Figure collection entries:
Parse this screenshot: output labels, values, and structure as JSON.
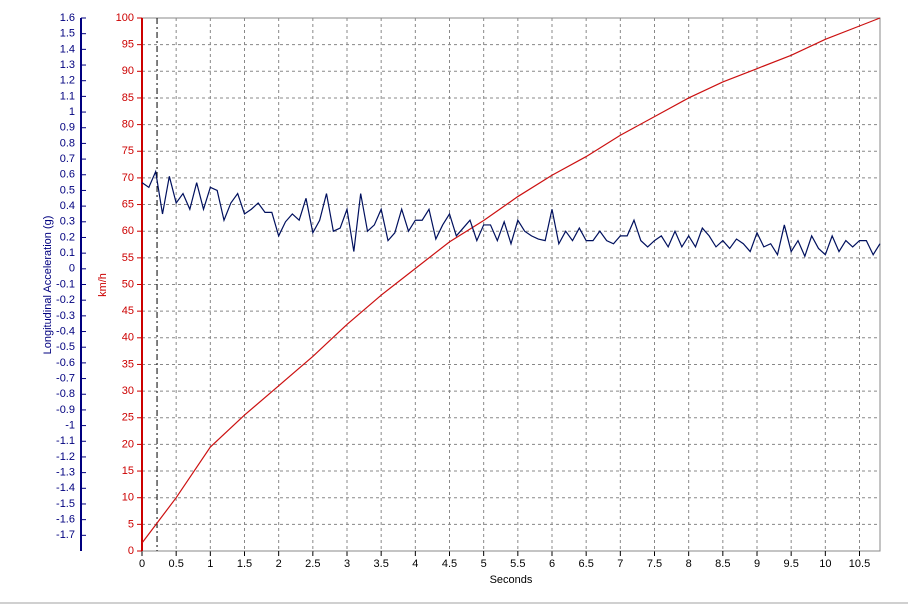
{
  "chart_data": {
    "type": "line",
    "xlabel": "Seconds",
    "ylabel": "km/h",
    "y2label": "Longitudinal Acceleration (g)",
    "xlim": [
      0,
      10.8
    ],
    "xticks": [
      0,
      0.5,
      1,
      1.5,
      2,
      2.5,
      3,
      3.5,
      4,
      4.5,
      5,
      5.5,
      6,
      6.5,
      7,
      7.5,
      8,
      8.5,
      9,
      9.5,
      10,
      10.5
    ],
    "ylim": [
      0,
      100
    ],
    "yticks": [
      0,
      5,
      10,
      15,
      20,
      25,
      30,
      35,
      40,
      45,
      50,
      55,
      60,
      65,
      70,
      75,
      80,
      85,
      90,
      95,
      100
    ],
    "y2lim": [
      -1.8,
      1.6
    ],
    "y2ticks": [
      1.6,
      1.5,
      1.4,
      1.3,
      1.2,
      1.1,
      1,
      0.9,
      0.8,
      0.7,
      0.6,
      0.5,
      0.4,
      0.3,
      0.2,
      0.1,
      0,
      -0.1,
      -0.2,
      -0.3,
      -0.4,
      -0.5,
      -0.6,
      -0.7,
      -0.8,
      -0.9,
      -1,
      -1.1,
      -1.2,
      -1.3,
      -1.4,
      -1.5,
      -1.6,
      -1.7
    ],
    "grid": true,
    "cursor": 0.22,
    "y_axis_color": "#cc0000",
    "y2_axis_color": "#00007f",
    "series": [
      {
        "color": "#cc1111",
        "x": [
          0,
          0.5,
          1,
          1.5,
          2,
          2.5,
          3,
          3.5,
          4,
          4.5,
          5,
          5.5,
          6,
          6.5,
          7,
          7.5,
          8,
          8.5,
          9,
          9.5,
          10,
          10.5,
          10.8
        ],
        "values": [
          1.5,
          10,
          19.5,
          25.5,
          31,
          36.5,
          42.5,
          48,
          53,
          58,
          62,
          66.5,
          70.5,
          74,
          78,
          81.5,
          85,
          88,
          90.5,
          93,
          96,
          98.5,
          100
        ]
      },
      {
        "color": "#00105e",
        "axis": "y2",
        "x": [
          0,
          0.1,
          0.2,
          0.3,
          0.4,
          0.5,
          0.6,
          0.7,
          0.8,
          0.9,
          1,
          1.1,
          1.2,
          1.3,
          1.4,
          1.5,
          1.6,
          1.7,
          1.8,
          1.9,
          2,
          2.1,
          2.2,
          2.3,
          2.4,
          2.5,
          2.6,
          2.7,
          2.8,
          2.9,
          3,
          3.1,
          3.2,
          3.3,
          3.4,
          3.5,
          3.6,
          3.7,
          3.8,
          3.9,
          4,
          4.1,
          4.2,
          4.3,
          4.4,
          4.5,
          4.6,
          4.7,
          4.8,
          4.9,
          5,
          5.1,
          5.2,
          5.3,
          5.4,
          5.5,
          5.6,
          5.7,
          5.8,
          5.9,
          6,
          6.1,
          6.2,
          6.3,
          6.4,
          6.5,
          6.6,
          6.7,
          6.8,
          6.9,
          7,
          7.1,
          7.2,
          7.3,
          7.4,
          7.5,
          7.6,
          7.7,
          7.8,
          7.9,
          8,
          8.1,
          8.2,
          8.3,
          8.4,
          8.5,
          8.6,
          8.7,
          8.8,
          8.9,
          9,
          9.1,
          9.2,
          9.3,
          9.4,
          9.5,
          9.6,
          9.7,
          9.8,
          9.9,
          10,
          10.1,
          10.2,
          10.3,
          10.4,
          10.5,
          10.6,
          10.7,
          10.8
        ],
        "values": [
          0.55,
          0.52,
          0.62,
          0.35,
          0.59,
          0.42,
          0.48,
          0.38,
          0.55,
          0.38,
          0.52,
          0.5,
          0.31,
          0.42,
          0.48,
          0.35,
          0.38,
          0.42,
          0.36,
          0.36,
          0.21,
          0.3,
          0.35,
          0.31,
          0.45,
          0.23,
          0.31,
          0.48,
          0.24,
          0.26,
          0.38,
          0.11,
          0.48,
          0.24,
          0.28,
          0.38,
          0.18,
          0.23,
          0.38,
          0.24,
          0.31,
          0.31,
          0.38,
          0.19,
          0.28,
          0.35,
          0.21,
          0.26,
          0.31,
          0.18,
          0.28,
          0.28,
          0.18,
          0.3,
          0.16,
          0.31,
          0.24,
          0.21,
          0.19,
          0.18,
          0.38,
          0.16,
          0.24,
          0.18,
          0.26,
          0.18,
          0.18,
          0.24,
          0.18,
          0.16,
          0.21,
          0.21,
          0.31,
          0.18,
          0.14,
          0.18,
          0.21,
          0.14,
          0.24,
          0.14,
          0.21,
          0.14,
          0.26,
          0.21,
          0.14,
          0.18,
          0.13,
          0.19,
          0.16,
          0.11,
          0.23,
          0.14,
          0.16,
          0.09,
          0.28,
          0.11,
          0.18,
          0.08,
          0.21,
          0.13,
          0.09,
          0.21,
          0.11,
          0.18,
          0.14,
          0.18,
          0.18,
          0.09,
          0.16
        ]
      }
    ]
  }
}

* _Instruction_: Copy the material shown above in full and exactly. Skip the pictures.

* _Correct response_:
Parse this screenshot: output labels, values, and structure as JSON.
{
  "chart_data": {
    "type": "line",
    "xlabel": "Seconds",
    "ylabel": "km/h",
    "y2label": "Longitudinal Acceleration (g)",
    "xlim": [
      0,
      10.8
    ],
    "xticks": [
      0,
      0.5,
      1,
      1.5,
      2,
      2.5,
      3,
      3.5,
      4,
      4.5,
      5,
      5.5,
      6,
      6.5,
      7,
      7.5,
      8,
      8.5,
      9,
      9.5,
      10,
      10.5
    ],
    "ylim": [
      0,
      100
    ],
    "yticks": [
      0,
      5,
      10,
      15,
      20,
      25,
      30,
      35,
      40,
      45,
      50,
      55,
      60,
      65,
      70,
      75,
      80,
      85,
      90,
      95,
      100
    ],
    "y2lim": [
      -1.8,
      1.6
    ],
    "y2ticks": [
      1.6,
      1.5,
      1.4,
      1.3,
      1.2,
      1.1,
      1,
      0.9,
      0.8,
      0.7,
      0.6,
      0.5,
      0.4,
      0.3,
      0.2,
      0.1,
      0,
      -0.1,
      -0.2,
      -0.3,
      -0.4,
      -0.5,
      -0.6,
      -0.7,
      -0.8,
      -0.9,
      -1,
      -1.1,
      -1.2,
      -1.3,
      -1.4,
      -1.5,
      -1.6,
      -1.7
    ],
    "grid": true,
    "cursor": 0.22,
    "y_axis_color": "#cc0000",
    "y2_axis_color": "#00007f",
    "series": [
      {
        "color": "#cc1111",
        "x": [
          0,
          0.5,
          1,
          1.5,
          2,
          2.5,
          3,
          3.5,
          4,
          4.5,
          5,
          5.5,
          6,
          6.5,
          7,
          7.5,
          8,
          8.5,
          9,
          9.5,
          10,
          10.5,
          10.8
        ],
        "values": [
          1.5,
          10,
          19.5,
          25.5,
          31,
          36.5,
          42.5,
          48,
          53,
          58,
          62,
          66.5,
          70.5,
          74,
          78,
          81.5,
          85,
          88,
          90.5,
          93,
          96,
          98.5,
          100
        ]
      },
      {
        "color": "#00105e",
        "axis": "y2",
        "x": [
          0,
          0.1,
          0.2,
          0.3,
          0.4,
          0.5,
          0.6,
          0.7,
          0.8,
          0.9,
          1,
          1.1,
          1.2,
          1.3,
          1.4,
          1.5,
          1.6,
          1.7,
          1.8,
          1.9,
          2,
          2.1,
          2.2,
          2.3,
          2.4,
          2.5,
          2.6,
          2.7,
          2.8,
          2.9,
          3,
          3.1,
          3.2,
          3.3,
          3.4,
          3.5,
          3.6,
          3.7,
          3.8,
          3.9,
          4,
          4.1,
          4.2,
          4.3,
          4.4,
          4.5,
          4.6,
          4.7,
          4.8,
          4.9,
          5,
          5.1,
          5.2,
          5.3,
          5.4,
          5.5,
          5.6,
          5.7,
          5.8,
          5.9,
          6,
          6.1,
          6.2,
          6.3,
          6.4,
          6.5,
          6.6,
          6.7,
          6.8,
          6.9,
          7,
          7.1,
          7.2,
          7.3,
          7.4,
          7.5,
          7.6,
          7.7,
          7.8,
          7.9,
          8,
          8.1,
          8.2,
          8.3,
          8.4,
          8.5,
          8.6,
          8.7,
          8.8,
          8.9,
          9,
          9.1,
          9.2,
          9.3,
          9.4,
          9.5,
          9.6,
          9.7,
          9.8,
          9.9,
          10,
          10.1,
          10.2,
          10.3,
          10.4,
          10.5,
          10.6,
          10.7,
          10.8
        ],
        "values": [
          0.55,
          0.52,
          0.62,
          0.35,
          0.59,
          0.42,
          0.48,
          0.38,
          0.55,
          0.38,
          0.52,
          0.5,
          0.31,
          0.42,
          0.48,
          0.35,
          0.38,
          0.42,
          0.36,
          0.36,
          0.21,
          0.3,
          0.35,
          0.31,
          0.45,
          0.23,
          0.31,
          0.48,
          0.24,
          0.26,
          0.38,
          0.11,
          0.48,
          0.24,
          0.28,
          0.38,
          0.18,
          0.23,
          0.38,
          0.24,
          0.31,
          0.31,
          0.38,
          0.19,
          0.28,
          0.35,
          0.21,
          0.26,
          0.31,
          0.18,
          0.28,
          0.28,
          0.18,
          0.3,
          0.16,
          0.31,
          0.24,
          0.21,
          0.19,
          0.18,
          0.38,
          0.16,
          0.24,
          0.18,
          0.26,
          0.18,
          0.18,
          0.24,
          0.18,
          0.16,
          0.21,
          0.21,
          0.31,
          0.18,
          0.14,
          0.18,
          0.21,
          0.14,
          0.24,
          0.14,
          0.21,
          0.14,
          0.26,
          0.21,
          0.14,
          0.18,
          0.13,
          0.19,
          0.16,
          0.11,
          0.23,
          0.14,
          0.16,
          0.09,
          0.28,
          0.11,
          0.18,
          0.08,
          0.21,
          0.13,
          0.09,
          0.21,
          0.11,
          0.18,
          0.14,
          0.18,
          0.18,
          0.09,
          0.16
        ]
      }
    ]
  }
}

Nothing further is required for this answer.